### Required task
The required output consists solely of the lines from the line containing "Output the text content of this document." through the end of the records, copied exactly.

### Data supplied
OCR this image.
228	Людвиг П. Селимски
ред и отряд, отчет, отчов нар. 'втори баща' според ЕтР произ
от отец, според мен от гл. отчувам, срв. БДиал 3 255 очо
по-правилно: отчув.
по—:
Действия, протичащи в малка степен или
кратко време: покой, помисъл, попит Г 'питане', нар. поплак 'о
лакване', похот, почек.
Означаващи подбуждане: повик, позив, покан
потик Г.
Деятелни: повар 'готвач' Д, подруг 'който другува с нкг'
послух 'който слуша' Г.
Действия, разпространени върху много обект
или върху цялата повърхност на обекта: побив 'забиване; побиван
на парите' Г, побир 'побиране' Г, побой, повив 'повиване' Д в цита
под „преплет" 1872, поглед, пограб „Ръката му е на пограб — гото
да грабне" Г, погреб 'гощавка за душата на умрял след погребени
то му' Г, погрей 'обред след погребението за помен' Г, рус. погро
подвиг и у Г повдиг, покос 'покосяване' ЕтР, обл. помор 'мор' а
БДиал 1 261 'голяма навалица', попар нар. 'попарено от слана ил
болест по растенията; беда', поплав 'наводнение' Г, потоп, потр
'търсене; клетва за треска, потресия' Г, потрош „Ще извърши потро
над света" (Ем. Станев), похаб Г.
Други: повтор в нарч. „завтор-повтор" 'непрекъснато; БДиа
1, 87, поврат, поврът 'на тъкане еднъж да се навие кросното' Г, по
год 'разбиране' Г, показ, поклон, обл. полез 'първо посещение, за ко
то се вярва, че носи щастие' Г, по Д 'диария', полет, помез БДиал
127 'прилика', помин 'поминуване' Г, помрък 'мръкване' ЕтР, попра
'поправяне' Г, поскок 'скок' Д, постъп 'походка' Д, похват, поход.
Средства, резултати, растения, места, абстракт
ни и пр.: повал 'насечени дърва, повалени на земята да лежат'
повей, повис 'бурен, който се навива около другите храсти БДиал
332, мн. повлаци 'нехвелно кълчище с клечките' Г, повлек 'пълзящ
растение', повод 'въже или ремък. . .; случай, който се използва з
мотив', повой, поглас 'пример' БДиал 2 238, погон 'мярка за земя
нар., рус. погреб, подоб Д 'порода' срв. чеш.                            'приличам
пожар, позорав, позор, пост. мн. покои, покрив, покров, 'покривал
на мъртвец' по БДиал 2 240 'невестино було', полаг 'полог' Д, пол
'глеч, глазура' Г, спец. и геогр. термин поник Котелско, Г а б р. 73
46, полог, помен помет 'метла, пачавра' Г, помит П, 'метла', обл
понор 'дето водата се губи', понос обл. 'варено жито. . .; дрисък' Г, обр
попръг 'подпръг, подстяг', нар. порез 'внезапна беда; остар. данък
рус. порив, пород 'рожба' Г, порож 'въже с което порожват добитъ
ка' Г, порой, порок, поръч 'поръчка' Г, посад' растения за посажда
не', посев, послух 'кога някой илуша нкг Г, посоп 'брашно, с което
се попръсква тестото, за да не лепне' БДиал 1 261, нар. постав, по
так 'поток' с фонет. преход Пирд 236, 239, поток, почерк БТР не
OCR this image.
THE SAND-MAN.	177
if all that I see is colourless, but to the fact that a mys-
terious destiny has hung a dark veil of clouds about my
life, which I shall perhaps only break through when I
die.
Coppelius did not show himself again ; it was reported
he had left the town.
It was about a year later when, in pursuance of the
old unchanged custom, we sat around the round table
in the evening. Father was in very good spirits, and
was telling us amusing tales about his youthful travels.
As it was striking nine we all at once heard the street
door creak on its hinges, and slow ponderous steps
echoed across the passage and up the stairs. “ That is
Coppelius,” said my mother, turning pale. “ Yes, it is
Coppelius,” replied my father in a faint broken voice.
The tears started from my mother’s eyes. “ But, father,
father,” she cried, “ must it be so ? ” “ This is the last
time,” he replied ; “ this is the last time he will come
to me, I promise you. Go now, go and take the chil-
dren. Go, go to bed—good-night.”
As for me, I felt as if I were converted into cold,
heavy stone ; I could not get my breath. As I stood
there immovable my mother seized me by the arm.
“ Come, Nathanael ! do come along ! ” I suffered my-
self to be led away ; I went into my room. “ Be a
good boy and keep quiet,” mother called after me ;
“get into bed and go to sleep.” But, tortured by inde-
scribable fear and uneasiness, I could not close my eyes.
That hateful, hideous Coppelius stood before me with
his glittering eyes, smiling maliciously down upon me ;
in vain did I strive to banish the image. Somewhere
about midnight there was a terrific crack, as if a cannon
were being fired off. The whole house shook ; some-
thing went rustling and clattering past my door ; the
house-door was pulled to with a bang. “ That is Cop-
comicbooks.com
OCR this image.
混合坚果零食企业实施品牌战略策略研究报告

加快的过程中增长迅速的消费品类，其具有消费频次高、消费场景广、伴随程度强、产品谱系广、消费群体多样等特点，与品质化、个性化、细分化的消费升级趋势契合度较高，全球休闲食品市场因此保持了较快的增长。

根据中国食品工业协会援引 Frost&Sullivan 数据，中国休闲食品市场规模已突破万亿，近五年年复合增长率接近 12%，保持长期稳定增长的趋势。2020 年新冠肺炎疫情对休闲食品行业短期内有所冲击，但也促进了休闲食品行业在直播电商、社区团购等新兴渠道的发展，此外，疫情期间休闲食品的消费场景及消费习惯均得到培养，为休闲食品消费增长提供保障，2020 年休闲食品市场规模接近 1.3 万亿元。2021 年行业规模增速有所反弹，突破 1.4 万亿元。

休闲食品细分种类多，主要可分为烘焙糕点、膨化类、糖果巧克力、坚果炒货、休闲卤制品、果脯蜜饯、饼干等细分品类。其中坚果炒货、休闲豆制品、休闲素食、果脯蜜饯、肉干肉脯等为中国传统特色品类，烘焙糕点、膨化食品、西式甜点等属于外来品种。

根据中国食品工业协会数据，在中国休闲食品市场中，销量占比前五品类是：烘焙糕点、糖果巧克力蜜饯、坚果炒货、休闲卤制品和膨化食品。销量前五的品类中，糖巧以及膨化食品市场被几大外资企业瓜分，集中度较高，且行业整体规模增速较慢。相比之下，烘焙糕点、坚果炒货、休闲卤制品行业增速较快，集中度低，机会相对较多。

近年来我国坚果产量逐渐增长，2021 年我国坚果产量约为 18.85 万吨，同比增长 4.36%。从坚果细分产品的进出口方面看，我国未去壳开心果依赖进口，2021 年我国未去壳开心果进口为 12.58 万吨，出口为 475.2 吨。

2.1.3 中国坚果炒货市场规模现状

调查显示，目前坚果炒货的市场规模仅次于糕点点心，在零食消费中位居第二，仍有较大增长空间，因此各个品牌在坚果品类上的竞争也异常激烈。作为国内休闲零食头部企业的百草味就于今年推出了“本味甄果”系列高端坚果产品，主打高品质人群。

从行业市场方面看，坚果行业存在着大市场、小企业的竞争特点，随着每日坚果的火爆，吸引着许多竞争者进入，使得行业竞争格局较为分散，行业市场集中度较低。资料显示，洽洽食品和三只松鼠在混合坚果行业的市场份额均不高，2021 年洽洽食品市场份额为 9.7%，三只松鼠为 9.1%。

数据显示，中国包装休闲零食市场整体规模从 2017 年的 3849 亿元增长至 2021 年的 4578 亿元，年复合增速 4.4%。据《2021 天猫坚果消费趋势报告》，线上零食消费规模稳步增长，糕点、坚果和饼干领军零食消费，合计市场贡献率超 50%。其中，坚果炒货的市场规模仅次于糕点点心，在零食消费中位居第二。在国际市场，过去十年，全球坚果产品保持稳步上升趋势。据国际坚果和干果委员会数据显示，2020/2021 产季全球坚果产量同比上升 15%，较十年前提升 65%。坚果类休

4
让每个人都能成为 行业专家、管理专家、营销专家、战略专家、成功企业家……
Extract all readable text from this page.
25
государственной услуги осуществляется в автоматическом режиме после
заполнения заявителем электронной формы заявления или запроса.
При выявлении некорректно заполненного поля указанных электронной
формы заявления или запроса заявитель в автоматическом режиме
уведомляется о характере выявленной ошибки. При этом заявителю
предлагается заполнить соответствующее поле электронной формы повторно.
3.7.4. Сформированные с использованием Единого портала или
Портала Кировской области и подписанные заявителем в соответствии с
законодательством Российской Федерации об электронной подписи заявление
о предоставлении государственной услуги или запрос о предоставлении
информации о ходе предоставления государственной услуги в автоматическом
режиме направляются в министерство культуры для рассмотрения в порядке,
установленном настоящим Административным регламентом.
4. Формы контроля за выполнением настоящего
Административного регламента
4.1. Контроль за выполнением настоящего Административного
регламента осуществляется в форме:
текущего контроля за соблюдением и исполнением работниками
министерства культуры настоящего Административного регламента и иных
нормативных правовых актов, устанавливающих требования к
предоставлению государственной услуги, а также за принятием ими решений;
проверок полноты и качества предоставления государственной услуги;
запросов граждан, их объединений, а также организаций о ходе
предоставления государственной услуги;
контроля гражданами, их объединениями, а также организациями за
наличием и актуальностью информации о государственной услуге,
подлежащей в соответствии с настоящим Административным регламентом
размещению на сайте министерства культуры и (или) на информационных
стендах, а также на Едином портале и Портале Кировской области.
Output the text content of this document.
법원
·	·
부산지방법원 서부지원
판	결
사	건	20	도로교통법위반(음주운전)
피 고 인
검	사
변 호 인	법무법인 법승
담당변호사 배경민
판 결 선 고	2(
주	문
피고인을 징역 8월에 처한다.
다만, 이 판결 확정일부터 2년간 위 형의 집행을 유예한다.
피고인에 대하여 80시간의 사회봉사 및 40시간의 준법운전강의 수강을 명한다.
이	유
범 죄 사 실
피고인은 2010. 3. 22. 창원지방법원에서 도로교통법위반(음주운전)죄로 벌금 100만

### Written response
Output the text content of this document.
법원
·	·
부산지방법원 서부지원
판	결
사	건	20	도로교통법위반(음주운전)
피 고 인
검	사
변 호 인	법무법인 법승
담당변호사 배경민
판 결 선 고	2(
주	문
피고인을 징역 8월에 처한다.
다만, 이 판결 확정일부터 2년간 위 형의 집행을 유예한다.
피고인에 대하여 80시간의 사회봉사 및 40시간의 준법운전강의 수강을 명한다.
이	유
범 죄 사 실
피고인은 2010. 3. 22. 창원지방법원에서 도로교통법위반(음주운전)죄로 벌금 100만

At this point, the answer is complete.